WHAT IS EXPECTED - For the data below, report only the number of lines containing the string "this".

►

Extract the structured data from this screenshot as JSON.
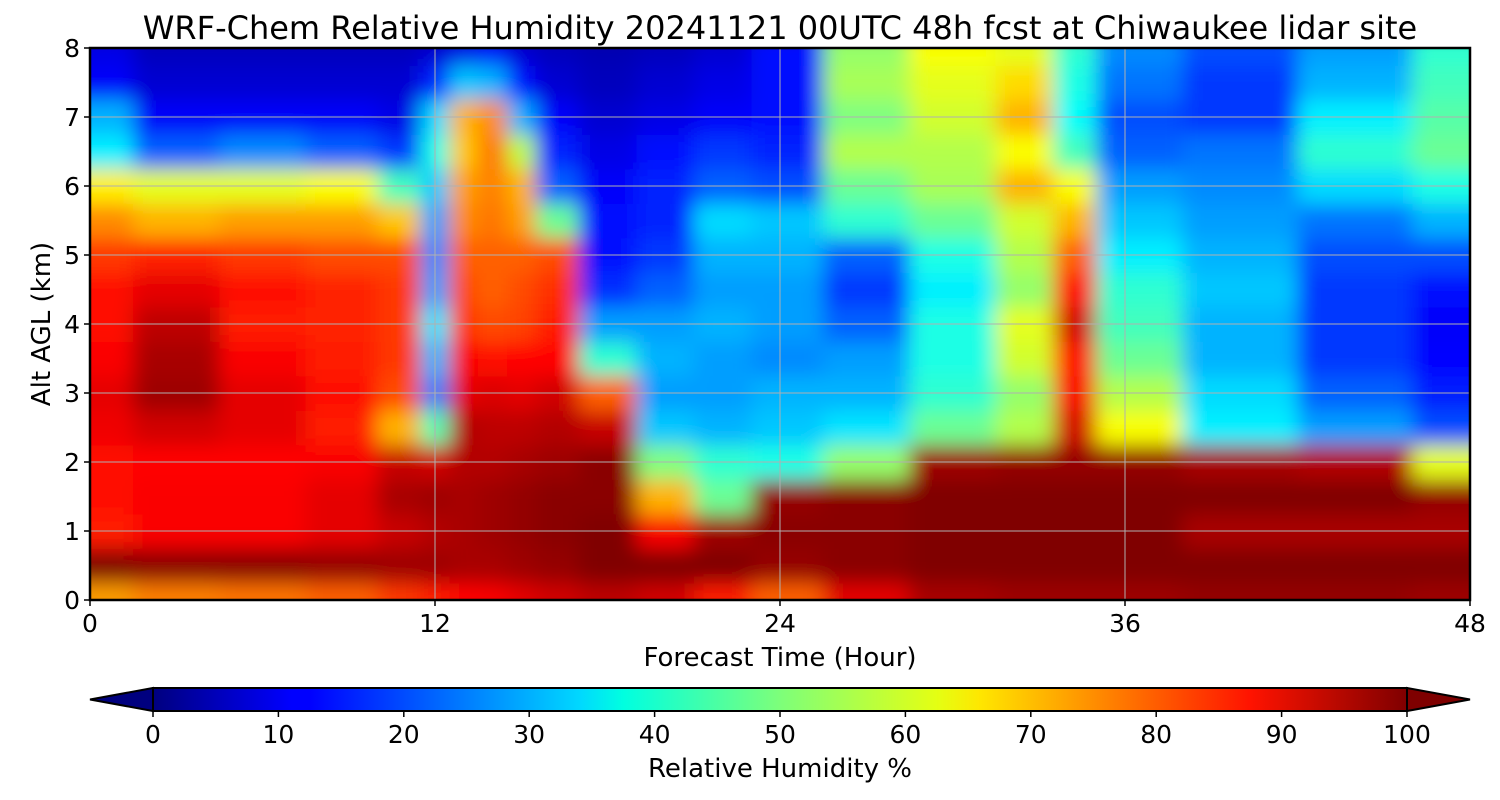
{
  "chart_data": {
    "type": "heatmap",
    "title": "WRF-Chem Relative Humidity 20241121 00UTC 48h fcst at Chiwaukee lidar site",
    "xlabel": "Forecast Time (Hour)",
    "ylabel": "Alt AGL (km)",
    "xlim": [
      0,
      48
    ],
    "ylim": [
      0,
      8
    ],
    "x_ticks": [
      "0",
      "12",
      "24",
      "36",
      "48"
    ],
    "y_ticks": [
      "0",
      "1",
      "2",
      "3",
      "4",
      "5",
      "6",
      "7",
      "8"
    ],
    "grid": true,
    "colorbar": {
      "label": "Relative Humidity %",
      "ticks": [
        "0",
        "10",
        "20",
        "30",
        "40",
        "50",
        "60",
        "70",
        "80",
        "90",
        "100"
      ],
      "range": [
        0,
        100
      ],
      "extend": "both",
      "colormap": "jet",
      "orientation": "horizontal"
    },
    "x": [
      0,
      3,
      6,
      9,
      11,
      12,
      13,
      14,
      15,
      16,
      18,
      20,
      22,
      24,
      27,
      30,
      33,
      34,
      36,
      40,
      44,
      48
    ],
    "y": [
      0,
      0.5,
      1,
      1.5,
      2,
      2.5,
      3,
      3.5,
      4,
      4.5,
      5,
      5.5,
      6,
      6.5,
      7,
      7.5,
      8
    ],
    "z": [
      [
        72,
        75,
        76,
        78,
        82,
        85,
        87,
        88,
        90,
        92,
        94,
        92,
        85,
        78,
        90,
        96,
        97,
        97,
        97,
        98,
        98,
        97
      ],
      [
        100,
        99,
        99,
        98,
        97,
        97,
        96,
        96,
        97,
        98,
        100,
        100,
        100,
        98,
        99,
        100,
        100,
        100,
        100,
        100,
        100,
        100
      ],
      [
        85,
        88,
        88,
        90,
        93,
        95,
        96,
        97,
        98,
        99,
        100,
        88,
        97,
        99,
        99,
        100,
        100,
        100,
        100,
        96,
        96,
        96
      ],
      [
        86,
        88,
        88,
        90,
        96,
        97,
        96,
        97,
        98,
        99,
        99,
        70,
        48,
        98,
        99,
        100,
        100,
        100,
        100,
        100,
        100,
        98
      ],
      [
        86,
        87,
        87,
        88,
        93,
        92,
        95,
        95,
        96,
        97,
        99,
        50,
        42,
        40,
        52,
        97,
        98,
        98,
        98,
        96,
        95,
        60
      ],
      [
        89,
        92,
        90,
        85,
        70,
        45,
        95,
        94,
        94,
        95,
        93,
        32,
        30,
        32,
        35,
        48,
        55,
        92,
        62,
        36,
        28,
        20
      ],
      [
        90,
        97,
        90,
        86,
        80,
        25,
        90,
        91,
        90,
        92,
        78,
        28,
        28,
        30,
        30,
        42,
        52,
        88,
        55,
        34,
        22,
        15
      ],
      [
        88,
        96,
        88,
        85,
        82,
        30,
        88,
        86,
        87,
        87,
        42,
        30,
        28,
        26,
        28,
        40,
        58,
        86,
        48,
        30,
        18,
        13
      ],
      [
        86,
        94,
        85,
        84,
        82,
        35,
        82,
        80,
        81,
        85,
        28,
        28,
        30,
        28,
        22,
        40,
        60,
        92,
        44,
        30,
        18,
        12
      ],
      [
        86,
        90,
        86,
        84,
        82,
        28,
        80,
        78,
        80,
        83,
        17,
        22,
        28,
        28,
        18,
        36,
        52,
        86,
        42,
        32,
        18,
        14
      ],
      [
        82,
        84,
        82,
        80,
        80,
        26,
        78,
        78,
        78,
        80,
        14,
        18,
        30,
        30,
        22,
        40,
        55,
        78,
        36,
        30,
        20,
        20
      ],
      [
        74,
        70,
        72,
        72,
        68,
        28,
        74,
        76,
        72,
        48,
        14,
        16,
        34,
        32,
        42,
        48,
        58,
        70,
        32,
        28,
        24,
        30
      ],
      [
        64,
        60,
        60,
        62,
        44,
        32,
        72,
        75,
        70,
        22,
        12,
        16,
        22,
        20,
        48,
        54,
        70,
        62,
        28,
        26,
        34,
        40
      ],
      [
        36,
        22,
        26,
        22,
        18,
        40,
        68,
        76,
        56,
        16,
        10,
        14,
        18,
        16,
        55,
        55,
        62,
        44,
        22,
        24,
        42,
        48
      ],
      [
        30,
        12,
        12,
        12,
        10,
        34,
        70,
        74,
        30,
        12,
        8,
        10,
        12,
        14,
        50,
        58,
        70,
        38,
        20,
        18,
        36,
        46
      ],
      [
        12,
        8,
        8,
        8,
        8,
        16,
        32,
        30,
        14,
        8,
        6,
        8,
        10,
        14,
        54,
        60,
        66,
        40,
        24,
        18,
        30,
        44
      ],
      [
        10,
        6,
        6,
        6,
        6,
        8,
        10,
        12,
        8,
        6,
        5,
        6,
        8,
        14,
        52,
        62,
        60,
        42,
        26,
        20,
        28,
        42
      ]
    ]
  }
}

◄
►

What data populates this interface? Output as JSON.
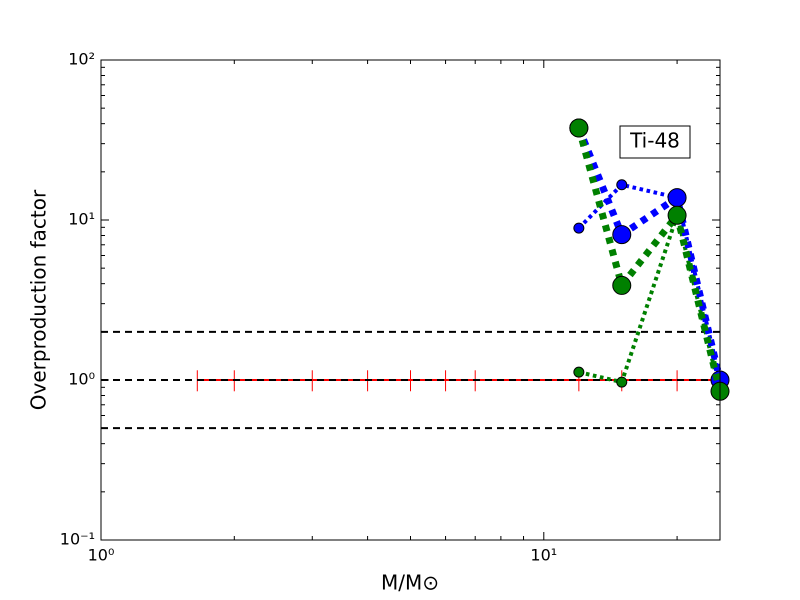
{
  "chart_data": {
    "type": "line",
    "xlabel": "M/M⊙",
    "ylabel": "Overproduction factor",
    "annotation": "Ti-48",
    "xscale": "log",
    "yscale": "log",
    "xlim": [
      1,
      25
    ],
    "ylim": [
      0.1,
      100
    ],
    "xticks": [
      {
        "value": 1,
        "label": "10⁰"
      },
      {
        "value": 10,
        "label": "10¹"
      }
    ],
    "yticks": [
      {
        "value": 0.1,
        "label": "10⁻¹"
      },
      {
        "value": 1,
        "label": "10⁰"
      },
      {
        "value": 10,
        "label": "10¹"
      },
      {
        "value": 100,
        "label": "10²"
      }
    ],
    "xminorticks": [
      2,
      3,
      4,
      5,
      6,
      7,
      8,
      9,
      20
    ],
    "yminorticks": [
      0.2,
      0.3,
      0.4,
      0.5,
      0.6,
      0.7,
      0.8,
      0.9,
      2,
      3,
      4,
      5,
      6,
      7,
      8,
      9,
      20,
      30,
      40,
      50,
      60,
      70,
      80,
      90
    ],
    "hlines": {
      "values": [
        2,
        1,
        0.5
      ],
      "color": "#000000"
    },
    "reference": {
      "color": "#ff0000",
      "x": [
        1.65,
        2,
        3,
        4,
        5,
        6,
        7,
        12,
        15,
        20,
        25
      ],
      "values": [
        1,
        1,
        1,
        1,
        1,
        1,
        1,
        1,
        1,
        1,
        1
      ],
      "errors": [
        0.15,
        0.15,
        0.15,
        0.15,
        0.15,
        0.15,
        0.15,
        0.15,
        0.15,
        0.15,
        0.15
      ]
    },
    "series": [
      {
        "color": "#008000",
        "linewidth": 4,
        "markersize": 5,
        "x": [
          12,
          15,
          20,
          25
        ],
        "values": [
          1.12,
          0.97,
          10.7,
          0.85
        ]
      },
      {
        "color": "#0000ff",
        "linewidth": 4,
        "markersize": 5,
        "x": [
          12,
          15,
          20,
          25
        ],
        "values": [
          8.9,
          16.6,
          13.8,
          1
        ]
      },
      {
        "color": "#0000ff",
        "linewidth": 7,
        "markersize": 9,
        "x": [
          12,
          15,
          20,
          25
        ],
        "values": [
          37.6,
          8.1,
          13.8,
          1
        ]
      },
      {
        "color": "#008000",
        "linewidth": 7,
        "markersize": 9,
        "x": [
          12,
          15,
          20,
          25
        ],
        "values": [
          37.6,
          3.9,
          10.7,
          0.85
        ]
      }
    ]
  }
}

◄
►

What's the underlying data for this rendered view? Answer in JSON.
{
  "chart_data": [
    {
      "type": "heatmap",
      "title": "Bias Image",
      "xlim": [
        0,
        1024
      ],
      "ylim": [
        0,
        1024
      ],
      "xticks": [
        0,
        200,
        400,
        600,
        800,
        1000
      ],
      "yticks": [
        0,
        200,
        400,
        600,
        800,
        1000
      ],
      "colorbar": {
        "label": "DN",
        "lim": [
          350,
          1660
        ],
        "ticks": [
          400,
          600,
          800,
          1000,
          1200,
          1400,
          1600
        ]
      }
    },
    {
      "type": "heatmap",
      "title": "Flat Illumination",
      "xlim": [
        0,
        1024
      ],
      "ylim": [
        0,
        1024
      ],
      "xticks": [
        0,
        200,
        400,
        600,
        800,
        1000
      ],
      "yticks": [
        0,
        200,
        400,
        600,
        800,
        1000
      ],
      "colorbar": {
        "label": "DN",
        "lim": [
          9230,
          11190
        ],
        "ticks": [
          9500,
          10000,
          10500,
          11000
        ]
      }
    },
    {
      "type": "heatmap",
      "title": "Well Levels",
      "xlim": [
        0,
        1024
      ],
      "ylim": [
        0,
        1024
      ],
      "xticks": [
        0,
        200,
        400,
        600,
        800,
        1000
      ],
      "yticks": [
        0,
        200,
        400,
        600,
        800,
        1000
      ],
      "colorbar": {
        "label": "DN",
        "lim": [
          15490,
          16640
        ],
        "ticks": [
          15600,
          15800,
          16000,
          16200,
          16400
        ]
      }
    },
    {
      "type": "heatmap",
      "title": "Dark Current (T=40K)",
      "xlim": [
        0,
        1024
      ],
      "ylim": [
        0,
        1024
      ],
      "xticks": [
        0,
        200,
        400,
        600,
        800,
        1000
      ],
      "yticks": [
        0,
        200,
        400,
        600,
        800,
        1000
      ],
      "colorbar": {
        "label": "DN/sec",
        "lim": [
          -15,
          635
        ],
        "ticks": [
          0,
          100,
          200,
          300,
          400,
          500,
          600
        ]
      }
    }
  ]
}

◄

THE RESPONSE - 3